● STATED GOAL: Below is a block of records: output all of them exactly and leave out the pictures.

"""

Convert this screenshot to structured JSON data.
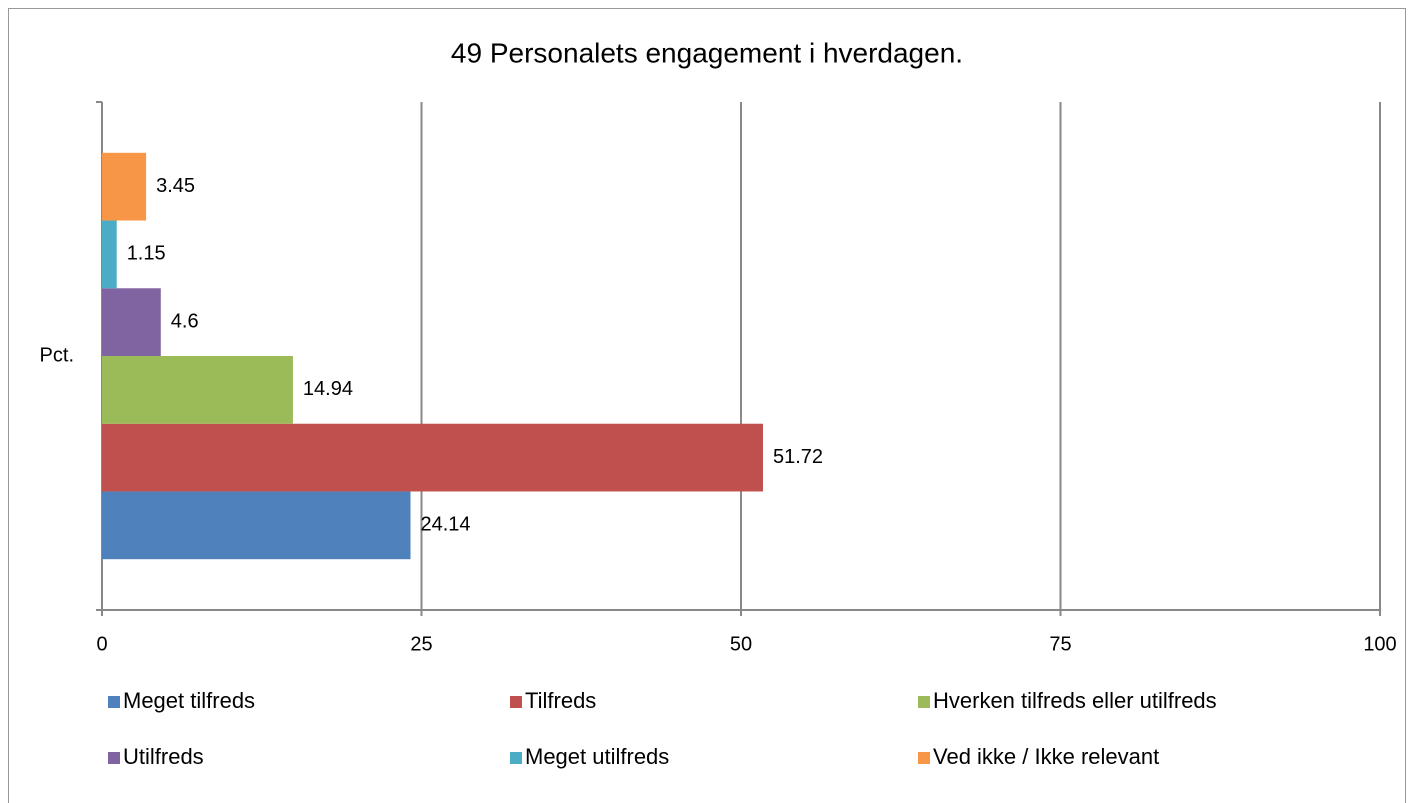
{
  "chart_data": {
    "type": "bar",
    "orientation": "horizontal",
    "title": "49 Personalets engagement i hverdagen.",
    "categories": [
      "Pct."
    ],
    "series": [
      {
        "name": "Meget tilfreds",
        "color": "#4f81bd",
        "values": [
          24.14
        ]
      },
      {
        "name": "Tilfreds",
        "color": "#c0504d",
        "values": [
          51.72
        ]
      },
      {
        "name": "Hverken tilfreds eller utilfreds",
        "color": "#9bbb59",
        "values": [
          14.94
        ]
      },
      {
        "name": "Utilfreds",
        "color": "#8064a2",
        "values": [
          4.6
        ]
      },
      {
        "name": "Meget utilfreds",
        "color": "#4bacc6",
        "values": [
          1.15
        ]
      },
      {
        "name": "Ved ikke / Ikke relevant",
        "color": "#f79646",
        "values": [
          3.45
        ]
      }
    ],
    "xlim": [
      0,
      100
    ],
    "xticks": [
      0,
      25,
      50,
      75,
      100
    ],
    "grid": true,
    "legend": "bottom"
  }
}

"""

● FULL SOLUTION:
Convert this screenshot to structured JSON data.
{
  "chart_data": {
    "type": "bar",
    "orientation": "horizontal",
    "title": "49 Personalets engagement i hverdagen.",
    "categories": [
      "Pct."
    ],
    "series": [
      {
        "name": "Meget tilfreds",
        "color": "#4f81bd",
        "values": [
          24.14
        ]
      },
      {
        "name": "Tilfreds",
        "color": "#c0504d",
        "values": [
          51.72
        ]
      },
      {
        "name": "Hverken tilfreds eller utilfreds",
        "color": "#9bbb59",
        "values": [
          14.94
        ]
      },
      {
        "name": "Utilfreds",
        "color": "#8064a2",
        "values": [
          4.6
        ]
      },
      {
        "name": "Meget utilfreds",
        "color": "#4bacc6",
        "values": [
          1.15
        ]
      },
      {
        "name": "Ved ikke / Ikke relevant",
        "color": "#f79646",
        "values": [
          3.45
        ]
      }
    ],
    "xlim": [
      0,
      100
    ],
    "xticks": [
      0,
      25,
      50,
      75,
      100
    ],
    "grid": true,
    "legend": "bottom"
  }
}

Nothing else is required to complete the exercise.